-- DATA PROVIDED --

§ §

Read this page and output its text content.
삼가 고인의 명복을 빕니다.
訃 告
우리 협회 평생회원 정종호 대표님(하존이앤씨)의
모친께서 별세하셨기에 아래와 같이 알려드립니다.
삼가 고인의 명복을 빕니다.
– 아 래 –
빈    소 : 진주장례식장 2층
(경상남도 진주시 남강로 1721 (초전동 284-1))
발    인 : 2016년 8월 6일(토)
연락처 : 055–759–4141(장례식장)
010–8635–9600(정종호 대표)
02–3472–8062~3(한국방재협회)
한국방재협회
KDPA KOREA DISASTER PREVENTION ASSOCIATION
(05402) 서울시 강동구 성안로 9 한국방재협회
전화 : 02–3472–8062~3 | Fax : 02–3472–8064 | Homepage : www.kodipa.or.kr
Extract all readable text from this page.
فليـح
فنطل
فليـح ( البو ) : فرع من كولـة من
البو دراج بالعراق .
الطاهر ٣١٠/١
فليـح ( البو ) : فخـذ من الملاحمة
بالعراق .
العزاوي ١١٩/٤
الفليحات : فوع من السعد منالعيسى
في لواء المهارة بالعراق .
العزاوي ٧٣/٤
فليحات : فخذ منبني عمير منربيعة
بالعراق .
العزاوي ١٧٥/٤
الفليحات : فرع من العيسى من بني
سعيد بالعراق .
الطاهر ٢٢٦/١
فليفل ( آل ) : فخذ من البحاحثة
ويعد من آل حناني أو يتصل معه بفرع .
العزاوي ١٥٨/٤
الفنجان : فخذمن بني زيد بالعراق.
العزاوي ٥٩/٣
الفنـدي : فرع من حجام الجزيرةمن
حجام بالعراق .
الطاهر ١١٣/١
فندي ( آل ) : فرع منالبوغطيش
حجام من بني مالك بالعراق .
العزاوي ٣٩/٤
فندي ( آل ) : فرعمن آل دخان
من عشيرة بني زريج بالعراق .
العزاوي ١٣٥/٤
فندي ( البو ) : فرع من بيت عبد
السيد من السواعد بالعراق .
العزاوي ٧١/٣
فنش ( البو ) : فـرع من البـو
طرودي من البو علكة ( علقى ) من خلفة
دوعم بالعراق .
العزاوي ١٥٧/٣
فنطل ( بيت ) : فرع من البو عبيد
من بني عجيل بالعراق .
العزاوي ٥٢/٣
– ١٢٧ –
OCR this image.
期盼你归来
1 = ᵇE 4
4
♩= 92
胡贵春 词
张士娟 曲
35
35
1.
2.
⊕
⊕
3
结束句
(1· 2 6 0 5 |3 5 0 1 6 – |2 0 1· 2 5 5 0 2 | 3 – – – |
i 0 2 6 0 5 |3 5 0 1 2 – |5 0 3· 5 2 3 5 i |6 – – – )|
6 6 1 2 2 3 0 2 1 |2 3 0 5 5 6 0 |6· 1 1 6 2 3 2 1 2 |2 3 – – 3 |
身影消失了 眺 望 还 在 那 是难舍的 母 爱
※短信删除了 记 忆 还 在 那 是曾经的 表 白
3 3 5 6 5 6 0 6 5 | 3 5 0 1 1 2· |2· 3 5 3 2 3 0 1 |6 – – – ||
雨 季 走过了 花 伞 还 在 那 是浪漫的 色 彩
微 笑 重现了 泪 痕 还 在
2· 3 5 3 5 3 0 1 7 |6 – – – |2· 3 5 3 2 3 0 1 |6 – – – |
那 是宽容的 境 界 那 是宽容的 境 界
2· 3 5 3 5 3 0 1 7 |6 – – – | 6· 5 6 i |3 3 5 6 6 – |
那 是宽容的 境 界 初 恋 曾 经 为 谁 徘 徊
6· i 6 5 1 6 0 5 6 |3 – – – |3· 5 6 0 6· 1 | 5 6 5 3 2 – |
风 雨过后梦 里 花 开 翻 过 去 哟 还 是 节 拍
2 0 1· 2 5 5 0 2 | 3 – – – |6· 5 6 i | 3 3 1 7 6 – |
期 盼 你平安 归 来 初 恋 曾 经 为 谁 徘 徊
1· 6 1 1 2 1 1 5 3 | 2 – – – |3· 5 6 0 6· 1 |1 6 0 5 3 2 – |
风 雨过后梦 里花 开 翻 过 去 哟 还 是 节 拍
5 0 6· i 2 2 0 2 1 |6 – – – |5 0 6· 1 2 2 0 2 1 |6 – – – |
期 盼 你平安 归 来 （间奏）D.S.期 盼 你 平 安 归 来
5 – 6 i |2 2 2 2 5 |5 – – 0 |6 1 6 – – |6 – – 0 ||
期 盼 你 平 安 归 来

§ §

-- SHORT TASK --
Give again the lines from the line holding "OCR this image." through the close of the listing, both included, exactly as written and with nothing else.

-- FINISHED TASK --
OCR this image.
期盼你归来
1 = ᵇE 4
4
♩= 92
胡贵春 词
张士娟 曲
35
35
1.
2.
⊕
⊕
3
结束句
(1· 2 6 0 5 |3 5 0 1 6 – |2 0 1· 2 5 5 0 2 | 3 – – – |
i 0 2 6 0 5 |3 5 0 1 2 – |5 0 3· 5 2 3 5 i |6 – – – )|
6 6 1 2 2 3 0 2 1 |2 3 0 5 5 6 0 |6· 1 1 6 2 3 2 1 2 |2 3 – – 3 |
身影消失了 眺 望 还 在 那 是难舍的 母 爱
※短信删除了 记 忆 还 在 那 是曾经的 表 白
3 3 5 6 5 6 0 6 5 | 3 5 0 1 1 2· |2· 3 5 3 2 3 0 1 |6 – – – ||
雨 季 走过了 花 伞 还 在 那 是浪漫的 色 彩
微 笑 重现了 泪 痕 还 在
2· 3 5 3 5 3 0 1 7 |6 – – – |2· 3 5 3 2 3 0 1 |6 – – – |
那 是宽容的 境 界 那 是宽容的 境 界
2· 3 5 3 5 3 0 1 7 |6 – – – | 6· 5 6 i |3 3 5 6 6 – |
那 是宽容的 境 界 初 恋 曾 经 为 谁 徘 徊
6· i 6 5 1 6 0 5 6 |3 – – – |3· 5 6 0 6· 1 | 5 6 5 3 2 – |
风 雨过后梦 里 花 开 翻 过 去 哟 还 是 节 拍
2 0 1· 2 5 5 0 2 | 3 – – – |6· 5 6 i | 3 3 1 7 6 – |
期 盼 你平安 归 来 初 恋 曾 经 为 谁 徘 徊
1· 6 1 1 2 1 1 5 3 | 2 – – – |3· 5 6 0 6· 1 |1 6 0 5 3 2 – |
风 雨过后梦 里花 开 翻 过 去 哟 还 是 节 拍
5 0 6· i 2 2 0 2 1 |6 – – – |5 0 6· 1 2 2 0 2 1 |6 – – – |
期 盼 你平安 归 来 （间奏）D.S.期 盼 你 平 安 归 来
5 – 6 i |2 2 2 2 5 |5 – – 0 |6 1 6 – – |6 – – 0 ||
期 盼 你 平 安 归 来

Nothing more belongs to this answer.